Count how many lines have the word "创素材库" in them. Reply with that number by itself.
[START]
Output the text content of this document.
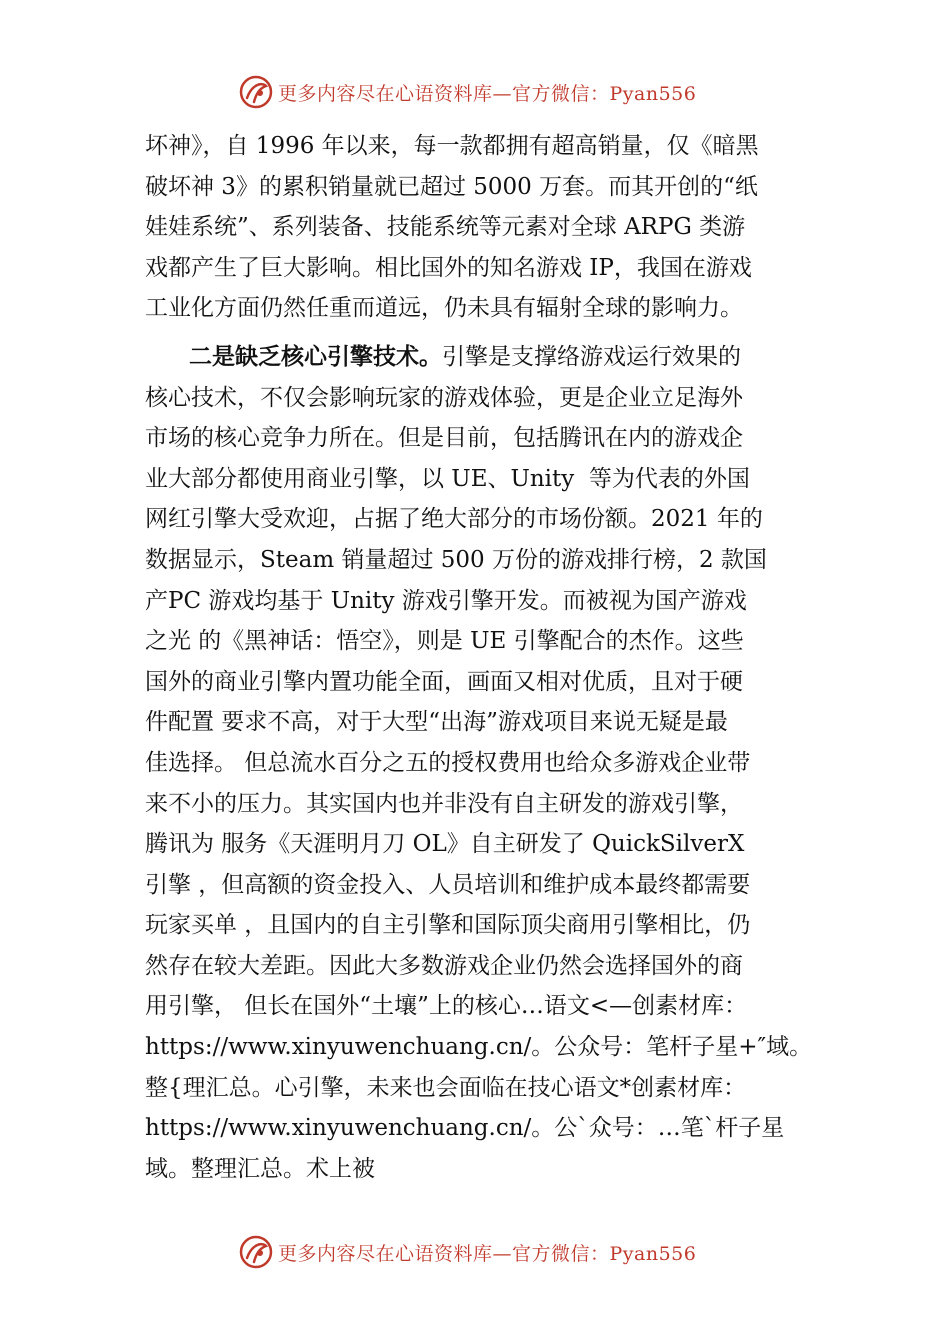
更多内容尽在心语资料库—官方微信：Pyan556
坏神》，自 1996 年以来，每一款都拥有超高销量，仅《暗黑
破坏神 3》的累积销量就已超过 5000 万套。而其开创的“纸
娃娃系统”、系列装备、技能系统等元素对全球 ARPG 类游
戏都产生了巨大影响。相比国外的知名游戏 IP，我国在游戏
工业化方面仍然任重而道远，仍未具有辐射全球的影响力。
二是缺乏核心引擎技术。引擎是支撑络游戏运行效果的
核心技术，不仅会影响玩家的游戏体验，更是企业立足海外
市场的核心竞争力所在。但是目前，包括腾讯在内的游戏企
业大部分都使用商业引擎，以 UE、Unity  等为代表的外国
网红引擎大受欢迎，占据了绝大部分的市场份额。2021 年的
数据显示，Steam 销量超过 500 万份的游戏排行榜，2 款国
产PC 游戏均基于 Unity 游戏引擎开发。而被视为国产游戏
之光 的《黑神话：悟空》，则是 UE 引擎配合的杰作。这些
国外的商业引擎内置功能全面，画面又相对优质，且对于硬
件配置 要求不高，对于大型“出海”游戏项目来说无疑是最
佳选择。 但总流水百分之五的授权费用也给众多游戏企业带
来不小的压力。其实国内也并非没有自主研发的游戏引擎，
腾讯为 服务《天涯明月刀 OL》自主研发了 QuickSilverX
引擎 ，但高额的资金投入、人员培训和维护成本最终都需要
玩家买单 ，且国内的自主引擎和国际顶尖商用引擎相比，仍
然存在较大差距。因此大多数游戏企业仍然会选择国外的商
用引擎， 但长在国外“土壤”上的核心…语文<—创素材库：
https://www.xinyuwenchuang.cn/。公众号：笔杆子星+″域。
整{理汇总。心引擎，未来也会面临在技心语文*创素材库：
https://www.xinyuwenchuang.cn/。公`众号：…笔`杆子星
域。整理汇总。术上被
更多内容尽在心语资料库—官方微信：Pyan556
[END]
• Finished answer
2